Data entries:
[Begin]

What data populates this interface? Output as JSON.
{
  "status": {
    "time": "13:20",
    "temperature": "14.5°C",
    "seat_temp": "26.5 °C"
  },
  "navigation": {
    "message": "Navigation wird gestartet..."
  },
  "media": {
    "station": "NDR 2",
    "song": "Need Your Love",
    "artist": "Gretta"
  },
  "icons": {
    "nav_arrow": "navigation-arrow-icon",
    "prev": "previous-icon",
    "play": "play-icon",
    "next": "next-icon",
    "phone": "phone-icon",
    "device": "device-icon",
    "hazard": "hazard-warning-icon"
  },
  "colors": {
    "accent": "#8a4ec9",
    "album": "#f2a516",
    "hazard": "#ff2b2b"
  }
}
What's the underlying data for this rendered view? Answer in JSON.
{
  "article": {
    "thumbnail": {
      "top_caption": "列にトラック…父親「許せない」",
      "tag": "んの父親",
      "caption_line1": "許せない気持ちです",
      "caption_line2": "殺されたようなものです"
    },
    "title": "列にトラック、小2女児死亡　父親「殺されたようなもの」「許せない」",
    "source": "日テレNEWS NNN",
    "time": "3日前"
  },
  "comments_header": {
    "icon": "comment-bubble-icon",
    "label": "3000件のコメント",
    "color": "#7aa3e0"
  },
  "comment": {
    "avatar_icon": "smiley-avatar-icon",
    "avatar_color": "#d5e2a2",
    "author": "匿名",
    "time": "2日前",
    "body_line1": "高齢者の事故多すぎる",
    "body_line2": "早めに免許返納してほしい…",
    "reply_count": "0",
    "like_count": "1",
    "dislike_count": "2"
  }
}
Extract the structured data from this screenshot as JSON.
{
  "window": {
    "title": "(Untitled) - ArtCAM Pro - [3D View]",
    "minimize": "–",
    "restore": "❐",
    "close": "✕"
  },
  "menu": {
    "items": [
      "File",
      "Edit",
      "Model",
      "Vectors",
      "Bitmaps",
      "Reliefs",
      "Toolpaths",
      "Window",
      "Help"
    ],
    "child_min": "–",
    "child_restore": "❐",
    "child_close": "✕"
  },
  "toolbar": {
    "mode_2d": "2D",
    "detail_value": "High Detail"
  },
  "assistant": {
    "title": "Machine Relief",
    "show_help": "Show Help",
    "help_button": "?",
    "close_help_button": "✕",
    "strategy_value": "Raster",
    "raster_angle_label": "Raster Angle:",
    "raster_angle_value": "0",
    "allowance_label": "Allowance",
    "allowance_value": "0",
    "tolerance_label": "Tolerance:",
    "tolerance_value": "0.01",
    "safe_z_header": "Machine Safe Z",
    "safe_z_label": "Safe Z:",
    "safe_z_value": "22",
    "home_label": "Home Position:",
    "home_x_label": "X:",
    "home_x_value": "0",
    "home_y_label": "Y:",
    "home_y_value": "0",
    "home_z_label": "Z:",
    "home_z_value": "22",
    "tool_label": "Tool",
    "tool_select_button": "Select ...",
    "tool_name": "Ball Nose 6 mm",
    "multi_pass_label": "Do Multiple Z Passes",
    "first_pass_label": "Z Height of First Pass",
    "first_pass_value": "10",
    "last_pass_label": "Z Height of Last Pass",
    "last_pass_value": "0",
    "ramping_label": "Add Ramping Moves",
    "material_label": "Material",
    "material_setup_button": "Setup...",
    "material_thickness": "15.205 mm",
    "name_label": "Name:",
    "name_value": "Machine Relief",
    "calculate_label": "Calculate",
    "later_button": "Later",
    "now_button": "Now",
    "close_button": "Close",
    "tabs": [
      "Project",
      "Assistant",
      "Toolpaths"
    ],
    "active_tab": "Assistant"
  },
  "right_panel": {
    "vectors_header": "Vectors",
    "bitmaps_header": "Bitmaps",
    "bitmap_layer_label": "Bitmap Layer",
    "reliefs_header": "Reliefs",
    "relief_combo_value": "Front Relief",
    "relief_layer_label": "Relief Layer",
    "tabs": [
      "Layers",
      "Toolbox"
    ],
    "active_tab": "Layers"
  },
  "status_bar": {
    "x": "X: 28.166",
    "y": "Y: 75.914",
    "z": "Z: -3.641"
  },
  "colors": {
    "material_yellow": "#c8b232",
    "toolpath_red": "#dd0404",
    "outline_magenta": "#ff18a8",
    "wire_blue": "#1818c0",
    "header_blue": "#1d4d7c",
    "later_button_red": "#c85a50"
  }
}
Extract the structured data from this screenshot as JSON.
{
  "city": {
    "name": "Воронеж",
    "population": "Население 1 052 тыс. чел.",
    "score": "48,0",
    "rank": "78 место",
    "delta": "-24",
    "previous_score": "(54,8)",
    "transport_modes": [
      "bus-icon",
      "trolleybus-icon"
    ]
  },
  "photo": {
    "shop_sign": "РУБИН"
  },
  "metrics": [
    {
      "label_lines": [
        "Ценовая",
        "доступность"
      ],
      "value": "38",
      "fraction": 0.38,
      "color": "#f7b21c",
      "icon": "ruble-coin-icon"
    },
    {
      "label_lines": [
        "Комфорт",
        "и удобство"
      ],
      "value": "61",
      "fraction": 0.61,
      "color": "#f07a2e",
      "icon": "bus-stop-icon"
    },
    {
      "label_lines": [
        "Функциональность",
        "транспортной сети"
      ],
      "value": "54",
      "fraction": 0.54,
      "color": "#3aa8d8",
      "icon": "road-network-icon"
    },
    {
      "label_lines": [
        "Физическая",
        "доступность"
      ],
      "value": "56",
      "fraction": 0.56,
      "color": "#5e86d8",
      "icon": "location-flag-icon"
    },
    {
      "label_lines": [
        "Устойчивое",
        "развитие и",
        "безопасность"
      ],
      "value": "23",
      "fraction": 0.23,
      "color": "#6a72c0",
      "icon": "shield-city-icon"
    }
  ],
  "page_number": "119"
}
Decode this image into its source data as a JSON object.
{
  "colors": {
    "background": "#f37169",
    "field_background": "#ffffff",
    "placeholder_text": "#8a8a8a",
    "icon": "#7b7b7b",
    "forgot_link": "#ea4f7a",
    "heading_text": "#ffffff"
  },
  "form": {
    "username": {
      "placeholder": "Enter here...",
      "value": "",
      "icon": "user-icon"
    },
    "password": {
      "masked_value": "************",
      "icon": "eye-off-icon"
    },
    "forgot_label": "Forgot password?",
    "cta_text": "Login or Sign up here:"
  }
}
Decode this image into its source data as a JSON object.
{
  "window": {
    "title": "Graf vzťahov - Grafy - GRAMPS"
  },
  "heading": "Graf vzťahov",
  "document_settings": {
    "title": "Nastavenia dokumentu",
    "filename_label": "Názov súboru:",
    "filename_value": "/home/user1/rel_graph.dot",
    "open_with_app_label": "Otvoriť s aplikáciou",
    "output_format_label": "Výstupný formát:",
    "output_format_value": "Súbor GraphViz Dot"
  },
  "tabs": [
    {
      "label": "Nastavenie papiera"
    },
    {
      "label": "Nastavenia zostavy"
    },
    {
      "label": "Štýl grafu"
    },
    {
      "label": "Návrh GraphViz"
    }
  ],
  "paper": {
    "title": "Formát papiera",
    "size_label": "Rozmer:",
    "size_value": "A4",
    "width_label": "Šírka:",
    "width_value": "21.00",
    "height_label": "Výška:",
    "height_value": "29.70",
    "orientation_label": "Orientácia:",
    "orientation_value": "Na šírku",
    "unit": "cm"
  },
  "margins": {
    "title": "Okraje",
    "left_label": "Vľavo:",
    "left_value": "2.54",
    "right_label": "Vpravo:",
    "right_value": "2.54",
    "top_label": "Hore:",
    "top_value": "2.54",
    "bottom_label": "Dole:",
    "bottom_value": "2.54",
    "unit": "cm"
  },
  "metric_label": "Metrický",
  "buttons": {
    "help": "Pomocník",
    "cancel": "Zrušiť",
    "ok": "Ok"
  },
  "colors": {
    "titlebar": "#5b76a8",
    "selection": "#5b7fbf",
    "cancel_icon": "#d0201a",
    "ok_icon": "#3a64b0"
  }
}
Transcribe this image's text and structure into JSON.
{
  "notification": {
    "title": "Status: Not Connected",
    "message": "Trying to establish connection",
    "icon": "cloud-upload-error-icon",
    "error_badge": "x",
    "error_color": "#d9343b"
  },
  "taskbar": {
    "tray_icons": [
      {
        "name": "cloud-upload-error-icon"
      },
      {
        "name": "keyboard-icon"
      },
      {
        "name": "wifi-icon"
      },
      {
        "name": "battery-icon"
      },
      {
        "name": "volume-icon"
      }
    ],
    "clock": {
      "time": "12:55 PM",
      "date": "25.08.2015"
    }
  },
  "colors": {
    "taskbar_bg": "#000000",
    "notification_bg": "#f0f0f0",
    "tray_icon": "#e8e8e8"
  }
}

[End]

**Work required**
Examine the records and pull out every line where the string "列にトラック" occurs.

**Task solution**
      "top_caption": "列にトラック…父親「許せない」",
    "title": "列にトラック、小2女児死亡　父親「殺されたようなもの」「許せない」",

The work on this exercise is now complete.